— BEGIN —

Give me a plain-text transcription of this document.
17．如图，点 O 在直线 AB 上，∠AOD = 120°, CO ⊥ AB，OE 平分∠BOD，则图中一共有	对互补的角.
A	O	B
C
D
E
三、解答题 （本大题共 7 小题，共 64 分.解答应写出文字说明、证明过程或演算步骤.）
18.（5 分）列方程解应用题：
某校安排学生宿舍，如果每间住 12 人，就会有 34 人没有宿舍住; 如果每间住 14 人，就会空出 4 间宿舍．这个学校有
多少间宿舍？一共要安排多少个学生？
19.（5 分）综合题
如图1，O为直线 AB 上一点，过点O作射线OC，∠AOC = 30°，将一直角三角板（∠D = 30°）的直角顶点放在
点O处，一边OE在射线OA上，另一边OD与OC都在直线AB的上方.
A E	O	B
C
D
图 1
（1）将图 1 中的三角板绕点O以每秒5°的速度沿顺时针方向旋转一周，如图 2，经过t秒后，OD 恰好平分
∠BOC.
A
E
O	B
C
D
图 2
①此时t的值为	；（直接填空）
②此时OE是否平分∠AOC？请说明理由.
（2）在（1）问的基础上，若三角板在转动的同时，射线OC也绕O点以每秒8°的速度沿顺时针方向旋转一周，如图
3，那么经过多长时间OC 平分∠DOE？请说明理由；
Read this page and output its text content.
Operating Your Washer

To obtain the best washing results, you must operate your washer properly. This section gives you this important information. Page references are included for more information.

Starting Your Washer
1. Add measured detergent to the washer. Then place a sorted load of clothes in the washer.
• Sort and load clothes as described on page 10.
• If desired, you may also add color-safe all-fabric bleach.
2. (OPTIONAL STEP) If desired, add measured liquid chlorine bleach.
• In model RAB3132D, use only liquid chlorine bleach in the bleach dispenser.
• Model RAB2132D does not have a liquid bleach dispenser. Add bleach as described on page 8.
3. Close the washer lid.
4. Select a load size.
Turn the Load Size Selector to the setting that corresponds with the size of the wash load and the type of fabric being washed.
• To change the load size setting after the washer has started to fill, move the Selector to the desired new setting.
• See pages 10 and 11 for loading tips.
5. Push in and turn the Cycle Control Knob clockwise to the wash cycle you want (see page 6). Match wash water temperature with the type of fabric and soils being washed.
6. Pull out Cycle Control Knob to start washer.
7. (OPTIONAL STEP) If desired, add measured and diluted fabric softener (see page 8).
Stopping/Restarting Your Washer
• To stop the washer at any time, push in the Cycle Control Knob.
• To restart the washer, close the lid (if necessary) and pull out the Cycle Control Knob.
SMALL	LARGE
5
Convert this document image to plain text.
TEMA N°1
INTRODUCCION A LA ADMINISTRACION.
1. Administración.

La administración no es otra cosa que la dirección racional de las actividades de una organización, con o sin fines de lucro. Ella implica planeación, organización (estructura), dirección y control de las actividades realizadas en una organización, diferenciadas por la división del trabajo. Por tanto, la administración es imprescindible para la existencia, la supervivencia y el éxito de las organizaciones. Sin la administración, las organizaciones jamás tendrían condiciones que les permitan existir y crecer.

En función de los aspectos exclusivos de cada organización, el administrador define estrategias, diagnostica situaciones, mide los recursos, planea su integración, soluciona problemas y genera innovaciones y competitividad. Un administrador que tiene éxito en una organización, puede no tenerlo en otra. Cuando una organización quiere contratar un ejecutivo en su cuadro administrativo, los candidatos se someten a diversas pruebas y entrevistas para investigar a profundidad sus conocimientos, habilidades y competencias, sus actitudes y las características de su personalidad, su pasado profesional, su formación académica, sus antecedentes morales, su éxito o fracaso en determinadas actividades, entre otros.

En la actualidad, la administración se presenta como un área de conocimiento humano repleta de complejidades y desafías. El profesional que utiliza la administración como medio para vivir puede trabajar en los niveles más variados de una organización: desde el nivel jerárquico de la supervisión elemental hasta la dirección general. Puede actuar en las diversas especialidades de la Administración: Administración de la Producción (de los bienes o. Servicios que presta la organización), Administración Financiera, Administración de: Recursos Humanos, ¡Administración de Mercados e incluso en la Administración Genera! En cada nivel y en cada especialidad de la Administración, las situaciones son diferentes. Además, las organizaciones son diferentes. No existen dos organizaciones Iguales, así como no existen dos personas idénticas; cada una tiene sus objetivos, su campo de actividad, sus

— END —

Write out all of the records above exactly as they appear.

- RESULT FOR THIS EXERCISE
Give me a plain-text transcription of this document.
17．如图，点 O 在直线 AB 上，∠AOD = 120°, CO ⊥ AB，OE 平分∠BOD，则图中一共有	对互补的角.
A	O	B
C
D
E
三、解答题 （本大题共 7 小题，共 64 分.解答应写出文字说明、证明过程或演算步骤.）
18.（5 分）列方程解应用题：
某校安排学生宿舍，如果每间住 12 人，就会有 34 人没有宿舍住; 如果每间住 14 人，就会空出 4 间宿舍．这个学校有
多少间宿舍？一共要安排多少个学生？
19.（5 分）综合题
如图1，O为直线 AB 上一点，过点O作射线OC，∠AOC = 30°，将一直角三角板（∠D = 30°）的直角顶点放在
点O处，一边OE在射线OA上，另一边OD与OC都在直线AB的上方.
A E	O	B
C
D
图 1
（1）将图 1 中的三角板绕点O以每秒5°的速度沿顺时针方向旋转一周，如图 2，经过t秒后，OD 恰好平分
∠BOC.
A
E
O	B
C
D
图 2
①此时t的值为	；（直接填空）
②此时OE是否平分∠AOC？请说明理由.
（2）在（1）问的基础上，若三角板在转动的同时，射线OC也绕O点以每秒8°的速度沿顺时针方向旋转一周，如图
3，那么经过多长时间OC 平分∠DOE？请说明理由；
Read this page and output its text content.
Operating Your Washer

To obtain the best washing results, you must operate your washer properly. This section gives you this important information. Page references are included for more information.

Starting Your Washer
1. Add measured detergent to the washer. Then place a sorted load of clothes in the washer.
• Sort and load clothes as described on page 10.
• If desired, you may also add color-safe all-fabric bleach.
2. (OPTIONAL STEP) If desired, add measured liquid chlorine bleach.
• In model RAB3132D, use only liquid chlorine bleach in the bleach dispenser.
• Model RAB2132D does not have a liquid bleach dispenser. Add bleach as described on page 8.
3. Close the washer lid.
4. Select a load size.
Turn the Load Size Selector to the setting that corresponds with the size of the wash load and the type of fabric being washed.
• To change the load size setting after the washer has started to fill, move the Selector to the desired new setting.
• See pages 10 and 11 for loading tips.
5. Push in and turn the Cycle Control Knob clockwise to the wash cycle you want (see page 6). Match wash water temperature with the type of fabric and soils being washed.
6. Pull out Cycle Control Knob to start washer.
7. (OPTIONAL STEP) If desired, add measured and diluted fabric softener (see page 8).
Stopping/Restarting Your Washer
• To stop the washer at any time, push in the Cycle Control Knob.
• To restart the washer, close the lid (if necessary) and pull out the Cycle Control Knob.
SMALL	LARGE
5
Convert this document image to plain text.
TEMA N°1
INTRODUCCION A LA ADMINISTRACION.
1. Administración.

La administración no es otra cosa que la dirección racional de las actividades de una organización, con o sin fines de lucro. Ella implica planeación, organización (estructura), dirección y control de las actividades realizadas en una organización, diferenciadas por la división del trabajo. Por tanto, la administración es imprescindible para la existencia, la supervivencia y el éxito de las organizaciones. Sin la administración, las organizaciones jamás tendrían condiciones que les permitan existir y crecer.

En función de los aspectos exclusivos de cada organización, el administrador define estrategias, diagnostica situaciones, mide los recursos, planea su integración, soluciona problemas y genera innovaciones y competitividad. Un administrador que tiene éxito en una organización, puede no tenerlo en otra. Cuando una organización quiere contratar un ejecutivo en su cuadro administrativo, los candidatos se someten a diversas pruebas y entrevistas para investigar a profundidad sus conocimientos, habilidades y competencias, sus actitudes y las características de su personalidad, su pasado profesional, su formación académica, sus antecedentes morales, su éxito o fracaso en determinadas actividades, entre otros.

En la actualidad, la administración se presenta como un área de conocimiento humano repleta de complejidades y desafías. El profesional que utiliza la administración como medio para vivir puede trabajar en los niveles más variados de una organización: desde el nivel jerárquico de la supervisión elemental hasta la dirección general. Puede actuar en las diversas especialidades de la Administración: Administración de la Producción (de los bienes o. Servicios que presta la organización), Administración Financiera, Administración de: Recursos Humanos, ¡Administración de Mercados e incluso en la Administración Genera! En cada nivel y en cada especialidad de la Administración, las situaciones son diferentes. Además, las organizaciones son diferentes. No existen dos organizaciones Iguales, así como no existen dos personas idénticas; cada una tiene sus objetivos, su campo de actividad, sus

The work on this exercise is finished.